Every entry needs to be reproduced exactly.

__Entries provided__.
+++
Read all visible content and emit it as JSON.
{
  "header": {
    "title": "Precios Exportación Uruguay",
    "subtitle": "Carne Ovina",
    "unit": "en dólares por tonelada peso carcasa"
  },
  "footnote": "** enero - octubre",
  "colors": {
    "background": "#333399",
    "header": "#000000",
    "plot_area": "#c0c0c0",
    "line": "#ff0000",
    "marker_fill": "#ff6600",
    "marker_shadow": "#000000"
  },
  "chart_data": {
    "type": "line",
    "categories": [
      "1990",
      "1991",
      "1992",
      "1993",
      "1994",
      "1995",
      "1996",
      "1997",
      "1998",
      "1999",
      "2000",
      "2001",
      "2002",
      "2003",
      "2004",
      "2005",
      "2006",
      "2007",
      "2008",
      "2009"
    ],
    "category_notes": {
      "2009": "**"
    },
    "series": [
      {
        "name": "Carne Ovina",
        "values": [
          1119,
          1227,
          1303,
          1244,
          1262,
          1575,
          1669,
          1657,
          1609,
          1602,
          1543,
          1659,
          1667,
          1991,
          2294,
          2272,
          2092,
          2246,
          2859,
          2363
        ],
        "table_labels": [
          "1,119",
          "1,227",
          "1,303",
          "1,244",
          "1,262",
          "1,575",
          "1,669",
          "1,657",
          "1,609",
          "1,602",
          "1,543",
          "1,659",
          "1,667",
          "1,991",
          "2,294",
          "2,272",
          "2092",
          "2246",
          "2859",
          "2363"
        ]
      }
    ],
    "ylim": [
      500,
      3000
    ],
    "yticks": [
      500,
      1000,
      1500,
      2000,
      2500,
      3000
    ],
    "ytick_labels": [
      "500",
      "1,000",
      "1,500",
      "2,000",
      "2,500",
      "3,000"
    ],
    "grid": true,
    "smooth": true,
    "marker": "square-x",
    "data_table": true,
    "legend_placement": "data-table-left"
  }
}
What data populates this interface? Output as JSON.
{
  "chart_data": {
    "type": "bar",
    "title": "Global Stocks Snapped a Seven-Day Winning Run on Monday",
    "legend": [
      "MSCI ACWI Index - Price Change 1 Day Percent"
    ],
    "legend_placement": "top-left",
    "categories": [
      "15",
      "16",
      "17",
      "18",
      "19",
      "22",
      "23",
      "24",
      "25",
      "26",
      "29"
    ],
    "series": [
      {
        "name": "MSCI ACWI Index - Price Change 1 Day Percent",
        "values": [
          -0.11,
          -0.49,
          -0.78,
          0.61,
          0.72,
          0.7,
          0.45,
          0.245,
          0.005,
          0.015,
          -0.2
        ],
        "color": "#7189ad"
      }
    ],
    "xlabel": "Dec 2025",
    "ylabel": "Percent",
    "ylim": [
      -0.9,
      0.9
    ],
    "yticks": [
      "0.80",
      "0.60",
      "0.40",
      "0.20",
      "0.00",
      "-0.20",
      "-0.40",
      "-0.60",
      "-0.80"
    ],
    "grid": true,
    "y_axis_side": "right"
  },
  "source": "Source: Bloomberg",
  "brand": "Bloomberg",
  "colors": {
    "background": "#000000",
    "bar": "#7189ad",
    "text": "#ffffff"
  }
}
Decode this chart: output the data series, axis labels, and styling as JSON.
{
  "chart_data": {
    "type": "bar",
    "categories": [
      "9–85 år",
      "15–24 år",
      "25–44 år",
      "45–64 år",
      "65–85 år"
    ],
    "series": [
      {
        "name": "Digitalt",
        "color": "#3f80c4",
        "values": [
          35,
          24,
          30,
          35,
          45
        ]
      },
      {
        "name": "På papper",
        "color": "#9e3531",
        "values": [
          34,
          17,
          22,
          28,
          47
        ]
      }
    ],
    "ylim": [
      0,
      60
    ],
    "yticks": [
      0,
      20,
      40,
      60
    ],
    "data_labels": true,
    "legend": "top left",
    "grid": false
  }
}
+++
__Problem solution__.
Read all visible content and emit it as JSON.
{
  "header": {
    "title": "Precios Exportación Uruguay",
    "subtitle": "Carne Ovina",
    "unit": "en dólares por tonelada peso carcasa"
  },
  "footnote": "** enero - octubre",
  "colors": {
    "background": "#333399",
    "header": "#000000",
    "plot_area": "#c0c0c0",
    "line": "#ff0000",
    "marker_fill": "#ff6600",
    "marker_shadow": "#000000"
  },
  "chart_data": {
    "type": "line",
    "categories": [
      "1990",
      "1991",
      "1992",
      "1993",
      "1994",
      "1995",
      "1996",
      "1997",
      "1998",
      "1999",
      "2000",
      "2001",
      "2002",
      "2003",
      "2004",
      "2005",
      "2006",
      "2007",
      "2008",
      "2009"
    ],
    "category_notes": {
      "2009": "**"
    },
    "series": [
      {
        "name": "Carne Ovina",
        "values": [
          1119,
          1227,
          1303,
          1244,
          1262,
          1575,
          1669,
          1657,
          1609,
          1602,
          1543,
          1659,
          1667,
          1991,
          2294,
          2272,
          2092,
          2246,
          2859,
          2363
        ],
        "table_labels": [
          "1,119",
          "1,227",
          "1,303",
          "1,244",
          "1,262",
          "1,575",
          "1,669",
          "1,657",
          "1,609",
          "1,602",
          "1,543",
          "1,659",
          "1,667",
          "1,991",
          "2,294",
          "2,272",
          "2092",
          "2246",
          "2859",
          "2363"
        ]
      }
    ],
    "ylim": [
      500,
      3000
    ],
    "yticks": [
      500,
      1000,
      1500,
      2000,
      2500,
      3000
    ],
    "ytick_labels": [
      "500",
      "1,000",
      "1,500",
      "2,000",
      "2,500",
      "3,000"
    ],
    "grid": true,
    "smooth": true,
    "marker": "square-x",
    "data_table": true,
    "legend_placement": "data-table-left"
  }
}
What data populates this interface? Output as JSON.
{
  "chart_data": {
    "type": "bar",
    "title": "Global Stocks Snapped a Seven-Day Winning Run on Monday",
    "legend": [
      "MSCI ACWI Index - Price Change 1 Day Percent"
    ],
    "legend_placement": "top-left",
    "categories": [
      "15",
      "16",
      "17",
      "18",
      "19",
      "22",
      "23",
      "24",
      "25",
      "26",
      "29"
    ],
    "series": [
      {
        "name": "MSCI ACWI Index - Price Change 1 Day Percent",
        "values": [
          -0.11,
          -0.49,
          -0.78,
          0.61,
          0.72,
          0.7,
          0.45,
          0.245,
          0.005,
          0.015,
          -0.2
        ],
        "color": "#7189ad"
      }
    ],
    "xlabel": "Dec 2025",
    "ylabel": "Percent",
    "ylim": [
      -0.9,
      0.9
    ],
    "yticks": [
      "0.80",
      "0.60",
      "0.40",
      "0.20",
      "0.00",
      "-0.20",
      "-0.40",
      "-0.60",
      "-0.80"
    ],
    "grid": true,
    "y_axis_side": "right"
  },
  "source": "Source: Bloomberg",
  "brand": "Bloomberg",
  "colors": {
    "background": "#000000",
    "bar": "#7189ad",
    "text": "#ffffff"
  }
}
Decode this chart: output the data series, axis labels, and styling as JSON.
{
  "chart_data": {
    "type": "bar",
    "categories": [
      "9–85 år",
      "15–24 år",
      "25–44 år",
      "45–64 år",
      "65–85 år"
    ],
    "series": [
      {
        "name": "Digitalt",
        "color": "#3f80c4",
        "values": [
          35,
          24,
          30,
          35,
          45
        ]
      },
      {
        "name": "På papper",
        "color": "#9e3531",
        "values": [
          34,
          17,
          22,
          28,
          47
        ]
      }
    ],
    "ylim": [
      0,
      60
    ],
    "yticks": [
      0,
      20,
      40,
      60
    ],
    "data_labels": true,
    "legend": "top left",
    "grid": false
  }
}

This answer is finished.